**JOB:** Consider the data that follows and state how many lines contain the string "subtitle", using the number alone.

Source data:
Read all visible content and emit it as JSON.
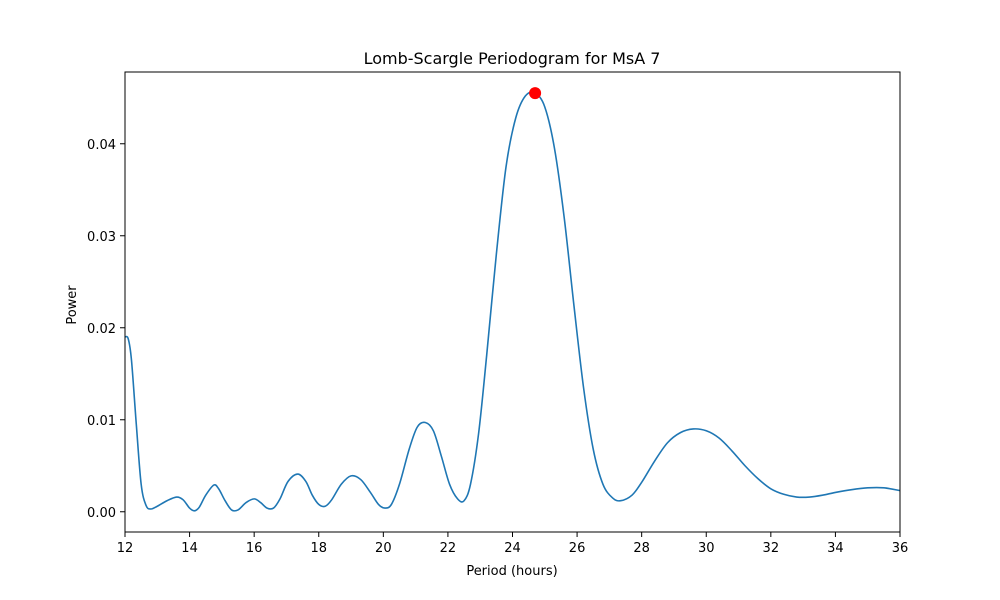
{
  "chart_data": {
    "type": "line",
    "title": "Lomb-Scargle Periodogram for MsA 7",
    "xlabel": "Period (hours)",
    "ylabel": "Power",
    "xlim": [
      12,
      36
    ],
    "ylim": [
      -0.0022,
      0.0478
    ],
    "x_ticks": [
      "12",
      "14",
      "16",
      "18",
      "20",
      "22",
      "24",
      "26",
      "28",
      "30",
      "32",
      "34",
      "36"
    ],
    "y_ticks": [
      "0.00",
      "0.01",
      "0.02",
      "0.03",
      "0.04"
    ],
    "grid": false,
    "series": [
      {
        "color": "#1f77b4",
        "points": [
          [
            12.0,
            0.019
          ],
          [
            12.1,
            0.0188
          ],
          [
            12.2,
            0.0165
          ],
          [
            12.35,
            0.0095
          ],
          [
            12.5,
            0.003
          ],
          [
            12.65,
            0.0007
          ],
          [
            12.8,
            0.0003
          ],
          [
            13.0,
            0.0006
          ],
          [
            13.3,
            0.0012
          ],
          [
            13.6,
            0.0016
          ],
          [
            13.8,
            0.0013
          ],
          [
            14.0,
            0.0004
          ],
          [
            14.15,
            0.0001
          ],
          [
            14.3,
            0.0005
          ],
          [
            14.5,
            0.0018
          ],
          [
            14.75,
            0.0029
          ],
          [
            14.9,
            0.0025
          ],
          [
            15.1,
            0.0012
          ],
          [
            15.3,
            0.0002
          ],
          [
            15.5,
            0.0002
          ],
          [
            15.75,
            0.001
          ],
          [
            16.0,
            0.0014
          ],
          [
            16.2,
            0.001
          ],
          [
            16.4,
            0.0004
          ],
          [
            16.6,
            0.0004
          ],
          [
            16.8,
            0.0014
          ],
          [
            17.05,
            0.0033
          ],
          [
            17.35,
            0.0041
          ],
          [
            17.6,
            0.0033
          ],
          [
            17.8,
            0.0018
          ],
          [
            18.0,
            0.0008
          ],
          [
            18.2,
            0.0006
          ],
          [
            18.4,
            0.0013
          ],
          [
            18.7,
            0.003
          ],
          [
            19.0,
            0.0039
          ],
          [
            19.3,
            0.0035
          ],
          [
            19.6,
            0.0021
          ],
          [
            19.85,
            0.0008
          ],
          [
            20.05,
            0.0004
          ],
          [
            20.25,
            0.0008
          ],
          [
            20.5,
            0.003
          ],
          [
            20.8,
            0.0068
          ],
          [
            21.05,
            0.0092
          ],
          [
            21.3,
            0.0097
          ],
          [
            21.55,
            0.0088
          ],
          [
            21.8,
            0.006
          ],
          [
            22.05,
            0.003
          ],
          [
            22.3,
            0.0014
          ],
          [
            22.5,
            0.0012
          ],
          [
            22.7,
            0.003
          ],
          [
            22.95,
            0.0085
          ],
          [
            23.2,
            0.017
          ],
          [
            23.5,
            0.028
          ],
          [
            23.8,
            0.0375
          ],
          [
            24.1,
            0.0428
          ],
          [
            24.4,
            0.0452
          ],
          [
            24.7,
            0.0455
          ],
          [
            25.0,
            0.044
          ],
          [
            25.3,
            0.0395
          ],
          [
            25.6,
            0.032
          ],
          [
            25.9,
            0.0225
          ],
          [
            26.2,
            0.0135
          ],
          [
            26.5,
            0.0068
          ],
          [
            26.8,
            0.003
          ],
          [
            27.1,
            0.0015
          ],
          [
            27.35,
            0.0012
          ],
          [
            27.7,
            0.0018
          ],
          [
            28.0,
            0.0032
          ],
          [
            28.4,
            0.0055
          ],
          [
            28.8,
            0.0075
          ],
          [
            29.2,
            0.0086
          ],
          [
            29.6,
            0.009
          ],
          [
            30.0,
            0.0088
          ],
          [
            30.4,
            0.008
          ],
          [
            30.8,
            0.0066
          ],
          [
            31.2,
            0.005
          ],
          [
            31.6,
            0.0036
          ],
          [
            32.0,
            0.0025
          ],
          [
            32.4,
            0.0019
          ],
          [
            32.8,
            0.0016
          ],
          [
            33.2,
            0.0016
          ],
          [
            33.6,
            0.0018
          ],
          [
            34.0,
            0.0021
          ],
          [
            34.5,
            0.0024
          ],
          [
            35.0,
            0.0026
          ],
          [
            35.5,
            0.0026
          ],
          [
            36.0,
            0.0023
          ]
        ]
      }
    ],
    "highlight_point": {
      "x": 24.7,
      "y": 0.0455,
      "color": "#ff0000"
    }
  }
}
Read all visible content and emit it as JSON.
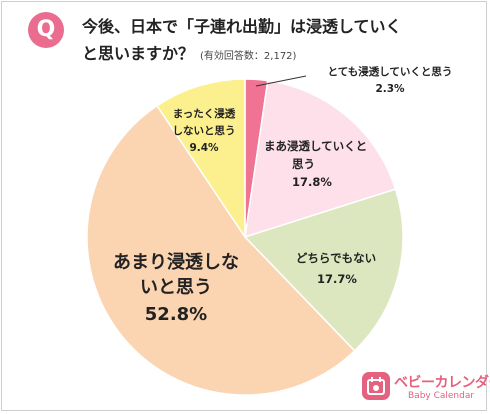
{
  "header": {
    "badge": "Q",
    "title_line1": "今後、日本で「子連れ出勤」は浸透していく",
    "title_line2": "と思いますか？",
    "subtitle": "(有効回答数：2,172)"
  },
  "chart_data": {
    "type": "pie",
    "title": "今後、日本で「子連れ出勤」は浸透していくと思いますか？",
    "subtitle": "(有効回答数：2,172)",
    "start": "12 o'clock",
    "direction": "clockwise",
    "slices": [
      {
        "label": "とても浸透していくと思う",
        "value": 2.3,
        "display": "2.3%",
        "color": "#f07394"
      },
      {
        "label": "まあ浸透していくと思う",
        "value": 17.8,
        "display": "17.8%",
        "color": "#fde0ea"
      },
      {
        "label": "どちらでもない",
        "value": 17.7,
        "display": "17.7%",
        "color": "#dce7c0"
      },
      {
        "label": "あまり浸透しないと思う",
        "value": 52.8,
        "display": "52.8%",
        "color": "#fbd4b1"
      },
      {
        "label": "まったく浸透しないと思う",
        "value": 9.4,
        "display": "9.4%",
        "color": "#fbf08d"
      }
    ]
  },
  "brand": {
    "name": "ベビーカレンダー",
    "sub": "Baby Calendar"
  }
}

**REPLY TO THE TASK:** 2